◆ Records shown ◆
%%

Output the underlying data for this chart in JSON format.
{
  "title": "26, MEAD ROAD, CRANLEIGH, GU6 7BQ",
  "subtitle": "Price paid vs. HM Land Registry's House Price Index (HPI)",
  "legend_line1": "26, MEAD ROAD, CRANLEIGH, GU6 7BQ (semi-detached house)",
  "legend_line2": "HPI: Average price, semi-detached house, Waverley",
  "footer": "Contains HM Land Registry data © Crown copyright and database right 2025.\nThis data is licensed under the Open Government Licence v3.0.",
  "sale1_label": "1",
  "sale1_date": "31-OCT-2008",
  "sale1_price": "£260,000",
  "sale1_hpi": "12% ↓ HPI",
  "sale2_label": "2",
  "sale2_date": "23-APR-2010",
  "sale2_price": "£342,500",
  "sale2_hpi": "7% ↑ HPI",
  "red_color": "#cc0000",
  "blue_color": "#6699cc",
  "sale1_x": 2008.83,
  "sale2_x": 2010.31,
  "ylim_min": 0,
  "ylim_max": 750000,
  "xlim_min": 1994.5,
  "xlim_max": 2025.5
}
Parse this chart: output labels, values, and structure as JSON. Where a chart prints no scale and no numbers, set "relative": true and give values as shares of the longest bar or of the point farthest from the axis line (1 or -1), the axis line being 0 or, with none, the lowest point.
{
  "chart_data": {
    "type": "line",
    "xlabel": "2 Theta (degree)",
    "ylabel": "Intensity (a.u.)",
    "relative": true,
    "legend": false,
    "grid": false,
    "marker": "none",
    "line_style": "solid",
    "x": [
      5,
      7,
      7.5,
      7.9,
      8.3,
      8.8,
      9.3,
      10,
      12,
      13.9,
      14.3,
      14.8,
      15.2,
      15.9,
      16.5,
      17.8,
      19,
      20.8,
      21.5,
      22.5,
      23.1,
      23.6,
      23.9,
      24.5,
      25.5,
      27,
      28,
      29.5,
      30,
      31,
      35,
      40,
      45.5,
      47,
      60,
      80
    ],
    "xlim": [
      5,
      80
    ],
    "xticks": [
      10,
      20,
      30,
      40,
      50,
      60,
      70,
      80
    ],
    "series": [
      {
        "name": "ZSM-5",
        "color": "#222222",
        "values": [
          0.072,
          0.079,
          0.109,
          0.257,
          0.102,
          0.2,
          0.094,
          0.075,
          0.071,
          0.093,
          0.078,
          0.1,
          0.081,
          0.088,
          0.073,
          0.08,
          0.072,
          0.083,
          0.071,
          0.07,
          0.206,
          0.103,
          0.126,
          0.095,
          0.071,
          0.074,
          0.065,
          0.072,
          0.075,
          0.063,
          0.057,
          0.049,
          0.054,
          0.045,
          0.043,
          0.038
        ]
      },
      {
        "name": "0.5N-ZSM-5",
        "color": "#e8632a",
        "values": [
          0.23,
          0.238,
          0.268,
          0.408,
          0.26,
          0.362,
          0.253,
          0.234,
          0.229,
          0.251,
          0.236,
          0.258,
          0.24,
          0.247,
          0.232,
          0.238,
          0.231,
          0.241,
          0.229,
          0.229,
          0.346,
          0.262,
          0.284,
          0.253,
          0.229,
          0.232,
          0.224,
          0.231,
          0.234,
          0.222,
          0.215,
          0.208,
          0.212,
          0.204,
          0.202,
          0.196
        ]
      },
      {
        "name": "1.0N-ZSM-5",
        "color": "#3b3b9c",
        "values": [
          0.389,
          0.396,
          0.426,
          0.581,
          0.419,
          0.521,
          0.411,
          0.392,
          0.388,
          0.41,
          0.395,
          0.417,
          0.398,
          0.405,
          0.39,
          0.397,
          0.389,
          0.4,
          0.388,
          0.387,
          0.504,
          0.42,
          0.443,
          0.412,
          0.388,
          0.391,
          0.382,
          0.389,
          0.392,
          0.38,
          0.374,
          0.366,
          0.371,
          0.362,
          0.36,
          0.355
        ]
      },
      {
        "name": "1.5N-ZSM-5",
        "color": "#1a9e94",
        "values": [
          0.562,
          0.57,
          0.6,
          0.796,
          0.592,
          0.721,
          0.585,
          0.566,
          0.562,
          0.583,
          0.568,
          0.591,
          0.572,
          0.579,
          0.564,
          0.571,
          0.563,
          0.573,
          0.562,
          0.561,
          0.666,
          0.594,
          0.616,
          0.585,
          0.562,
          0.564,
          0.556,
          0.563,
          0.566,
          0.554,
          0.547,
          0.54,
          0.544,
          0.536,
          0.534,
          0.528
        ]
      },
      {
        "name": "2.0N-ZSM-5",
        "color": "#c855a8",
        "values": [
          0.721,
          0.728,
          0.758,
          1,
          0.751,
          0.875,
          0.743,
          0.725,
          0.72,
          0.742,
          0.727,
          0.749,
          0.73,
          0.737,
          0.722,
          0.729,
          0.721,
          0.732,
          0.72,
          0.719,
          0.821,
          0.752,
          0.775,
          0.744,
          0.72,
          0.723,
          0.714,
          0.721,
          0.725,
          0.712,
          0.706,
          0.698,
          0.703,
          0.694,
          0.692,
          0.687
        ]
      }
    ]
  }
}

%%

◆ Exercise description ◆
Output every entry shown above, exactly.

◆ Written response ◆
Output the underlying data for this chart in JSON format.
{
  "title": "26, MEAD ROAD, CRANLEIGH, GU6 7BQ",
  "subtitle": "Price paid vs. HM Land Registry's House Price Index (HPI)",
  "legend_line1": "26, MEAD ROAD, CRANLEIGH, GU6 7BQ (semi-detached house)",
  "legend_line2": "HPI: Average price, semi-detached house, Waverley",
  "footer": "Contains HM Land Registry data © Crown copyright and database right 2025.\nThis data is licensed under the Open Government Licence v3.0.",
  "sale1_label": "1",
  "sale1_date": "31-OCT-2008",
  "sale1_price": "£260,000",
  "sale1_hpi": "12% ↓ HPI",
  "sale2_label": "2",
  "sale2_date": "23-APR-2010",
  "sale2_price": "£342,500",
  "sale2_hpi": "7% ↑ HPI",
  "red_color": "#cc0000",
  "blue_color": "#6699cc",
  "sale1_x": 2008.83,
  "sale2_x": 2010.31,
  "ylim_min": 0,
  "ylim_max": 750000,
  "xlim_min": 1994.5,
  "xlim_max": 2025.5
}
Parse this chart: output labels, values, and structure as JSON. Where a chart prints no scale and no numbers, set "relative": true and give values as shares of the longest bar or of the point farthest from the axis line (1 or -1), the axis line being 0 or, with none, the lowest point.
{
  "chart_data": {
    "type": "line",
    "xlabel": "2 Theta (degree)",
    "ylabel": "Intensity (a.u.)",
    "relative": true,
    "legend": false,
    "grid": false,
    "marker": "none",
    "line_style": "solid",
    "x": [
      5,
      7,
      7.5,
      7.9,
      8.3,
      8.8,
      9.3,
      10,
      12,
      13.9,
      14.3,
      14.8,
      15.2,
      15.9,
      16.5,
      17.8,
      19,
      20.8,
      21.5,
      22.5,
      23.1,
      23.6,
      23.9,
      24.5,
      25.5,
      27,
      28,
      29.5,
      30,
      31,
      35,
      40,
      45.5,
      47,
      60,
      80
    ],
    "xlim": [
      5,
      80
    ],
    "xticks": [
      10,
      20,
      30,
      40,
      50,
      60,
      70,
      80
    ],
    "series": [
      {
        "name": "ZSM-5",
        "color": "#222222",
        "values": [
          0.072,
          0.079,
          0.109,
          0.257,
          0.102,
          0.2,
          0.094,
          0.075,
          0.071,
          0.093,
          0.078,
          0.1,
          0.081,
          0.088,
          0.073,
          0.08,
          0.072,
          0.083,
          0.071,
          0.07,
          0.206,
          0.103,
          0.126,
          0.095,
          0.071,
          0.074,
          0.065,
          0.072,
          0.075,
          0.063,
          0.057,
          0.049,
          0.054,
          0.045,
          0.043,
          0.038
        ]
      },
      {
        "name": "0.5N-ZSM-5",
        "color": "#e8632a",
        "values": [
          0.23,
          0.238,
          0.268,
          0.408,
          0.26,
          0.362,
          0.253,
          0.234,
          0.229,
          0.251,
          0.236,
          0.258,
          0.24,
          0.247,
          0.232,
          0.238,
          0.231,
          0.241,
          0.229,
          0.229,
          0.346,
          0.262,
          0.284,
          0.253,
          0.229,
          0.232,
          0.224,
          0.231,
          0.234,
          0.222,
          0.215,
          0.208,
          0.212,
          0.204,
          0.202,
          0.196
        ]
      },
      {
        "name": "1.0N-ZSM-5",
        "color": "#3b3b9c",
        "values": [
          0.389,
          0.396,
          0.426,
          0.581,
          0.419,
          0.521,
          0.411,
          0.392,
          0.388,
          0.41,
          0.395,
          0.417,
          0.398,
          0.405,
          0.39,
          0.397,
          0.389,
          0.4,
          0.388,
          0.387,
          0.504,
          0.42,
          0.443,
          0.412,
          0.388,
          0.391,
          0.382,
          0.389,
          0.392,
          0.38,
          0.374,
          0.366,
          0.371,
          0.362,
          0.36,
          0.355
        ]
      },
      {
        "name": "1.5N-ZSM-5",
        "color": "#1a9e94",
        "values": [
          0.562,
          0.57,
          0.6,
          0.796,
          0.592,
          0.721,
          0.585,
          0.566,
          0.562,
          0.583,
          0.568,
          0.591,
          0.572,
          0.579,
          0.564,
          0.571,
          0.563,
          0.573,
          0.562,
          0.561,
          0.666,
          0.594,
          0.616,
          0.585,
          0.562,
          0.564,
          0.556,
          0.563,
          0.566,
          0.554,
          0.547,
          0.54,
          0.544,
          0.536,
          0.534,
          0.528
        ]
      },
      {
        "name": "2.0N-ZSM-5",
        "color": "#c855a8",
        "values": [
          0.721,
          0.728,
          0.758,
          1,
          0.751,
          0.875,
          0.743,
          0.725,
          0.72,
          0.742,
          0.727,
          0.749,
          0.73,
          0.737,
          0.722,
          0.729,
          0.721,
          0.732,
          0.72,
          0.719,
          0.821,
          0.752,
          0.775,
          0.744,
          0.72,
          0.723,
          0.714,
          0.721,
          0.725,
          0.712,
          0.706,
          0.698,
          0.703,
          0.694,
          0.692,
          0.687
        ]
      }
    ]
  }
}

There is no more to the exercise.